# Start of Data to process

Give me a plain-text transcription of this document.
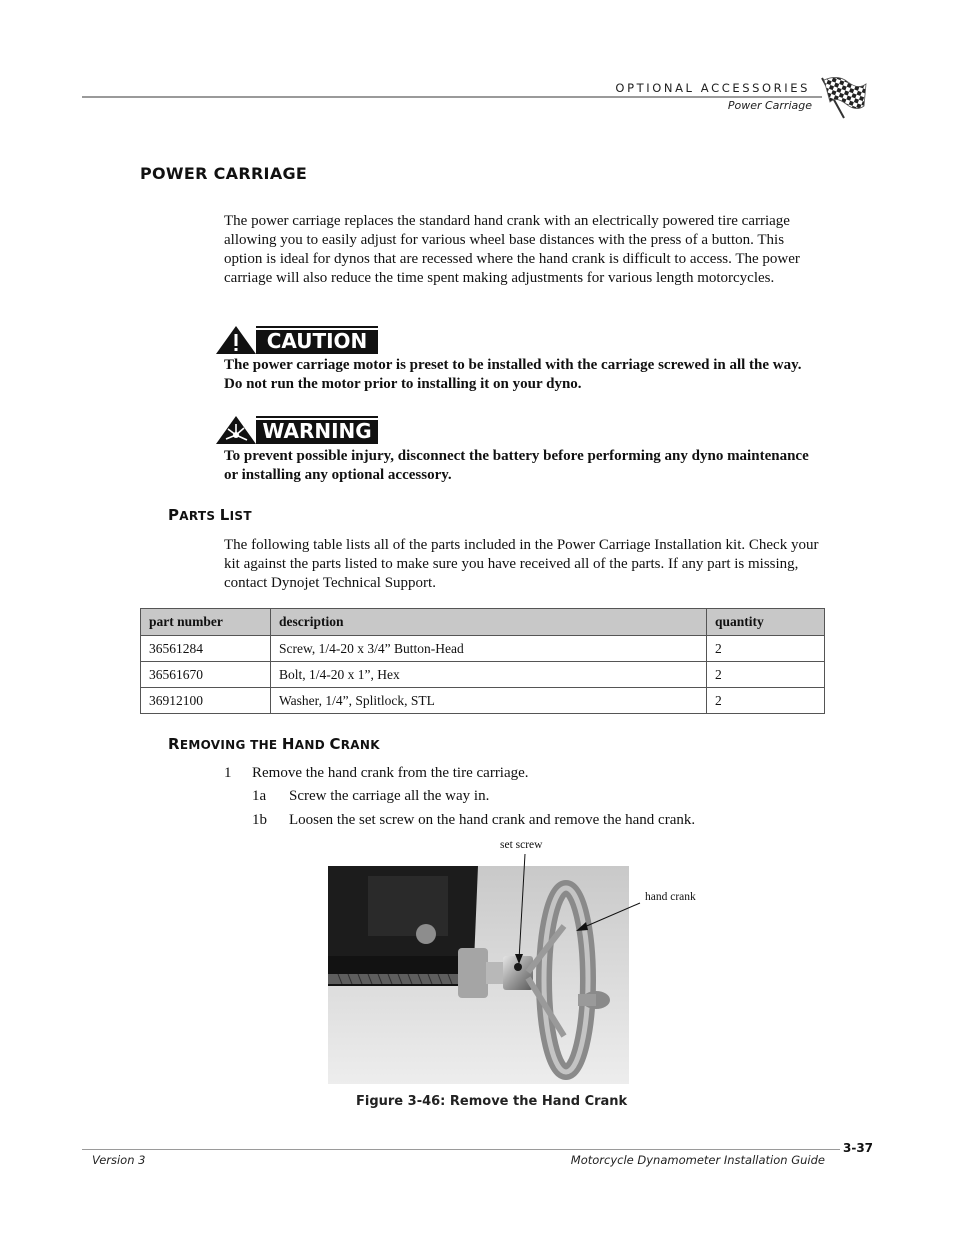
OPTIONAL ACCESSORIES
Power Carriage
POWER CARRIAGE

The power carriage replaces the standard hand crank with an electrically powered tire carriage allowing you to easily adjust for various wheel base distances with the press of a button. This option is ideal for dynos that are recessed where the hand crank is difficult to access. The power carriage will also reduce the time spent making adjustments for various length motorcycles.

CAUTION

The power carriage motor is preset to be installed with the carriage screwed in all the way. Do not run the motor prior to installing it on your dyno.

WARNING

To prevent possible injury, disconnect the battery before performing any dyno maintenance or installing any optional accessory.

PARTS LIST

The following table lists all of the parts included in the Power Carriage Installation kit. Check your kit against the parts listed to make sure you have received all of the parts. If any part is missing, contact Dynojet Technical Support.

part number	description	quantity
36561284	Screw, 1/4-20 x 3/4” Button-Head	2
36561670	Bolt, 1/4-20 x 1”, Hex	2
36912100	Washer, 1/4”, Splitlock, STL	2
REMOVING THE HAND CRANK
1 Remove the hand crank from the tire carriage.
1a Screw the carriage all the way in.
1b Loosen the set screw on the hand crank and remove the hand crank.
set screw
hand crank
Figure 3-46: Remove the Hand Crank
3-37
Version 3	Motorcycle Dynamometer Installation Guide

# End of Data to process

Every line of the material is to be quoted exactly, with no pictures carried over.

Give me a plain-text transcription of this document.
OPTIONAL ACCESSORIES
Power Carriage
POWER CARRIAGE

The power carriage replaces the standard hand crank with an electrically powered tire carriage allowing you to easily adjust for various wheel base distances with the press of a button. This option is ideal for dynos that are recessed where the hand crank is difficult to access. The power carriage will also reduce the time spent making adjustments for various length motorcycles.

CAUTION

The power carriage motor is preset to be installed with the carriage screwed in all the way. Do not run the motor prior to installing it on your dyno.

WARNING

To prevent possible injury, disconnect the battery before performing any dyno maintenance or installing any optional accessory.

PARTS LIST

The following table lists all of the parts included in the Power Carriage Installation kit. Check your kit against the parts listed to make sure you have received all of the parts. If any part is missing, contact Dynojet Technical Support.

part number	description	quantity
36561284	Screw, 1/4-20 x 3/4” Button-Head	2
36561670	Bolt, 1/4-20 x 1”, Hex	2
36912100	Washer, 1/4”, Splitlock, STL	2
REMOVING THE HAND CRANK
1 Remove the hand crank from the tire carriage.
1a Screw the carriage all the way in.
1b Loosen the set screw on the hand crank and remove the hand crank.
set screw
hand crank
Figure 3-46: Remove the Hand Crank
3-37
Version 3	Motorcycle Dynamometer Installation Guide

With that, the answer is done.